----- DATA LINES -----
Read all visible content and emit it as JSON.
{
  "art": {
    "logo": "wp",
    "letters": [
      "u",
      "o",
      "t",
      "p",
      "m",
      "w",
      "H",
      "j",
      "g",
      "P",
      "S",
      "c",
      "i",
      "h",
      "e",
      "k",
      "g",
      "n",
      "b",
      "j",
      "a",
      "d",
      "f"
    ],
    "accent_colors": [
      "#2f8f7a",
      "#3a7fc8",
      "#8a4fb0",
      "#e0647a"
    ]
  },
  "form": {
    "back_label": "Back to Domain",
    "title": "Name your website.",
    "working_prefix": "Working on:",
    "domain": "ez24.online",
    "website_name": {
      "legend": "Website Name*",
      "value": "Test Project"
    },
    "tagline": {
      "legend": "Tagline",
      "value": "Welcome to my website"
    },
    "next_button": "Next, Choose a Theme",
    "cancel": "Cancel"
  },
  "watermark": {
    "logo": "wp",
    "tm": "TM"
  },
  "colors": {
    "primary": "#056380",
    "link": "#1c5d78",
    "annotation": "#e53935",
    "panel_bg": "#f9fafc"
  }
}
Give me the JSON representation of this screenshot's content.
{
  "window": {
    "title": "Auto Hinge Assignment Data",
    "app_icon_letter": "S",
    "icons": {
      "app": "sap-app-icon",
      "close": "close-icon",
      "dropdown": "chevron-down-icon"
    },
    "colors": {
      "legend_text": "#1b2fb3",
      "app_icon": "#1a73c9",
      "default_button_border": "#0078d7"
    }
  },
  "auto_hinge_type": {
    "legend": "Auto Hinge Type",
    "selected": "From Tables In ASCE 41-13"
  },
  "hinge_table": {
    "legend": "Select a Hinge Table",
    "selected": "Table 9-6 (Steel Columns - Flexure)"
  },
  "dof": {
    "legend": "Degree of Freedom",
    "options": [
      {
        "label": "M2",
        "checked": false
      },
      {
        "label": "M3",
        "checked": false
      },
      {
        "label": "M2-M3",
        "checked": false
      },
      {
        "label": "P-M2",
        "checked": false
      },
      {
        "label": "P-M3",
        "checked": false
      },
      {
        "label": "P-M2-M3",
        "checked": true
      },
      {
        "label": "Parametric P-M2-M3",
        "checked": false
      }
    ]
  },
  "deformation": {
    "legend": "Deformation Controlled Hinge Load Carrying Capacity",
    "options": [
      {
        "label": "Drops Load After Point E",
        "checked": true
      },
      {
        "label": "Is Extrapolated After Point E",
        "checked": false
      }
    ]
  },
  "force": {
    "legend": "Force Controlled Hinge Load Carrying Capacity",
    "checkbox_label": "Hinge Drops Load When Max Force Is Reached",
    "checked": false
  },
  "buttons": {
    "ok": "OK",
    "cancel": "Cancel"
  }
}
-----
----- DATA LINES -----
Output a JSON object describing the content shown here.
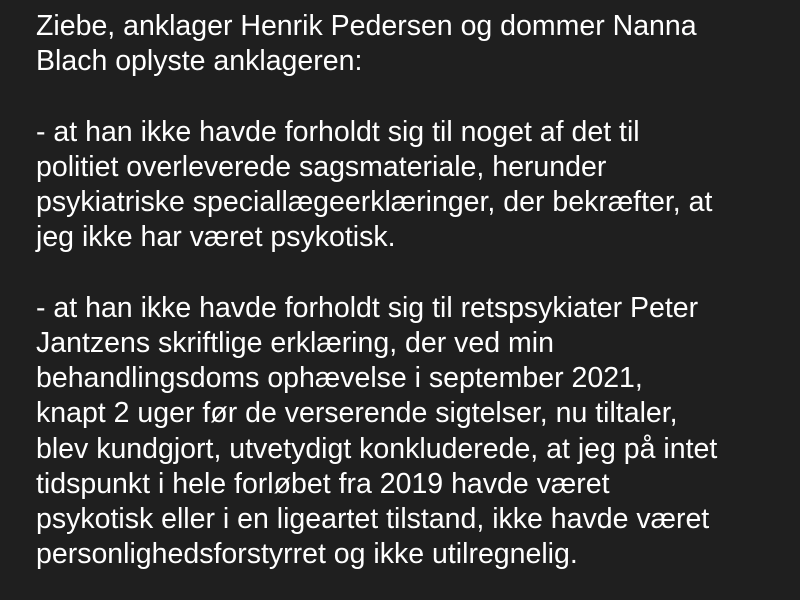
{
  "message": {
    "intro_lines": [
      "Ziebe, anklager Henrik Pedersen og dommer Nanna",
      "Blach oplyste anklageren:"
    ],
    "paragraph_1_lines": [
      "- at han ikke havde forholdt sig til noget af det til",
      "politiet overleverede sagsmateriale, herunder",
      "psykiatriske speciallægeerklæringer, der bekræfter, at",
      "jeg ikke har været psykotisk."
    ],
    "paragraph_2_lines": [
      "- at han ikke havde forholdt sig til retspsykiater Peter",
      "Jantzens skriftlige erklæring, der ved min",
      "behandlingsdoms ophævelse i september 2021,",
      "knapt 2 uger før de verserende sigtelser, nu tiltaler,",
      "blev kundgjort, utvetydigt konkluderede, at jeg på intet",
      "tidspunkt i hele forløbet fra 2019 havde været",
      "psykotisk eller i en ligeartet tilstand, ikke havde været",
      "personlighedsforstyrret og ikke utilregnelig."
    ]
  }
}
-----
----- DATA LINES -----
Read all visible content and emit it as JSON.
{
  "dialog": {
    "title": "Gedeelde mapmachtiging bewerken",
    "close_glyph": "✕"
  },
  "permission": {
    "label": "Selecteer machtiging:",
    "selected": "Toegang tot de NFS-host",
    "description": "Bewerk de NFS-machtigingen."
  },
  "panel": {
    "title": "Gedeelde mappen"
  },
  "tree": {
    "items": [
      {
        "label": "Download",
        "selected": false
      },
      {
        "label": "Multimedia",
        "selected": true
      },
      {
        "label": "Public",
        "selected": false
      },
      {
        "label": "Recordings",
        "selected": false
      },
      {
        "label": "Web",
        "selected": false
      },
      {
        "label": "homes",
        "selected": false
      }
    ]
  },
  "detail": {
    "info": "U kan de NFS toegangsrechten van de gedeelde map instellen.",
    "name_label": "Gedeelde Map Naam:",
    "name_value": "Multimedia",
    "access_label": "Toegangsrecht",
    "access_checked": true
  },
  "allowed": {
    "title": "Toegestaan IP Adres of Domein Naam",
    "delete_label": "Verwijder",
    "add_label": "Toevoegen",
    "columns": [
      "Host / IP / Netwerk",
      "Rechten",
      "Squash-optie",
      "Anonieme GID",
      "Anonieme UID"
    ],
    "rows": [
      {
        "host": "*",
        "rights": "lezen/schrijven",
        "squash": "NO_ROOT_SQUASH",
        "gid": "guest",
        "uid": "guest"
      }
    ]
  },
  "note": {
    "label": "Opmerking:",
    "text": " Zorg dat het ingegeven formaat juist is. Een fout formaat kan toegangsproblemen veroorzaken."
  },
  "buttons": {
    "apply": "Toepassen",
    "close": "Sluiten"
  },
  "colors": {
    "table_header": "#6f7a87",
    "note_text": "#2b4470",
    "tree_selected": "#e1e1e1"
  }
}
-----
**GIVEN PROBLEM**
Show the lines that mention the word "Capacity".

**SOLUTION FOR THIS PROBLEM**
    "legend": "Deformation Controlled Hinge Load Carrying Capacity",
    "legend": "Force Controlled Hinge Load Carrying Capacity",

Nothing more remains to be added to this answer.